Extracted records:
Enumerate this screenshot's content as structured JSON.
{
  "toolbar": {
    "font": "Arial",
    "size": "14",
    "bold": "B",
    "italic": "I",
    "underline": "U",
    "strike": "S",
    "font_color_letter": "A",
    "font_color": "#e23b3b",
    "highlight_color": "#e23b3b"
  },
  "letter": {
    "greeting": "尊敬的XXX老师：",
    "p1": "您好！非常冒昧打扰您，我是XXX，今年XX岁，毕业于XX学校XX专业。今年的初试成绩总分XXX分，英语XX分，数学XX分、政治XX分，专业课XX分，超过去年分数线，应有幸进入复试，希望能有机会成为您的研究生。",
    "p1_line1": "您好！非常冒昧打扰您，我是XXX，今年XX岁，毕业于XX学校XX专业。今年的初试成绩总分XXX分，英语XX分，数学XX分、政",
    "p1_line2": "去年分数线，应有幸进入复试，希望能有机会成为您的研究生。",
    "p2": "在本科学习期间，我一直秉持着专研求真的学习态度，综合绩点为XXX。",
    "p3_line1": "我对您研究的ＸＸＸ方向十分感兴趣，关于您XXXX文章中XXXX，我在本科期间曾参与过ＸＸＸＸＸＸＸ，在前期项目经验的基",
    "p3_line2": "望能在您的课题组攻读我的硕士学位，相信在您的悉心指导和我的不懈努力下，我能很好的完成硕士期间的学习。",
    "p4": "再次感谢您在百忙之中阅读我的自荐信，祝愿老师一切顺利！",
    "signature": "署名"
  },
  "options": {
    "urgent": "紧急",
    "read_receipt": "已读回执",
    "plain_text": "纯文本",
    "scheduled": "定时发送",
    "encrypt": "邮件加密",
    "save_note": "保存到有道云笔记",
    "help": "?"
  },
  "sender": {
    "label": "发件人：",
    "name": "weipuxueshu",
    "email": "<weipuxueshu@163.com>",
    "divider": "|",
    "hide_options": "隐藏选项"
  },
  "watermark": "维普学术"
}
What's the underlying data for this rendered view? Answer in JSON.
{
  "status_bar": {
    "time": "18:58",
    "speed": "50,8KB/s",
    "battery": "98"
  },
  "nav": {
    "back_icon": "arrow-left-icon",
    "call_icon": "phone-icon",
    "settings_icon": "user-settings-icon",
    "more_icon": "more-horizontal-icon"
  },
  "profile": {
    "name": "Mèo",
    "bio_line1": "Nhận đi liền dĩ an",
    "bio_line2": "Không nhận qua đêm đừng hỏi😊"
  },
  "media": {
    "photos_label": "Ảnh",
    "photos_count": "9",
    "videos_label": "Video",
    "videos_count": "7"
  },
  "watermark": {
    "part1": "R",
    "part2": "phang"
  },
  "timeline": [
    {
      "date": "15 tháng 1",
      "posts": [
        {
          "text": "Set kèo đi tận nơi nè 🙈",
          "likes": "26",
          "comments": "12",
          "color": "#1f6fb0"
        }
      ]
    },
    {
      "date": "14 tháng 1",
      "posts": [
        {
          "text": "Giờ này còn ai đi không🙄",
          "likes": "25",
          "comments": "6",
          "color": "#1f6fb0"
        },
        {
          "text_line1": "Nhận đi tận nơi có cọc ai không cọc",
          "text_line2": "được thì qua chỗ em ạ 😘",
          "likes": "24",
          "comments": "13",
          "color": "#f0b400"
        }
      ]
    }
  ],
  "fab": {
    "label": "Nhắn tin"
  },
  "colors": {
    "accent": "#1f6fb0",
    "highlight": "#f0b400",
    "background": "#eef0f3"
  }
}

DIRECTIONS FOR THIS TASK:
Copy each line of the data that contains the word "英语XX分".

EXPECTED OUTPUT:
    "p1": "您好！非常冒昧打扰您，我是XXX，今年XX岁，毕业于XX学校XX专业。今年的初试成绩总分XXX分，英语XX分，数学XX分、政治XX分，专业课XX分，超过去年分数线，应有幸进入复试，希望能有机会成为您的研究生。",
    "p1_line1": "您好！非常冒昧打扰您，我是XXX，今年XX岁，毕业于XX学校XX专业。今年的初试成绩总分XXX分，英语XX分，数学XX分、政",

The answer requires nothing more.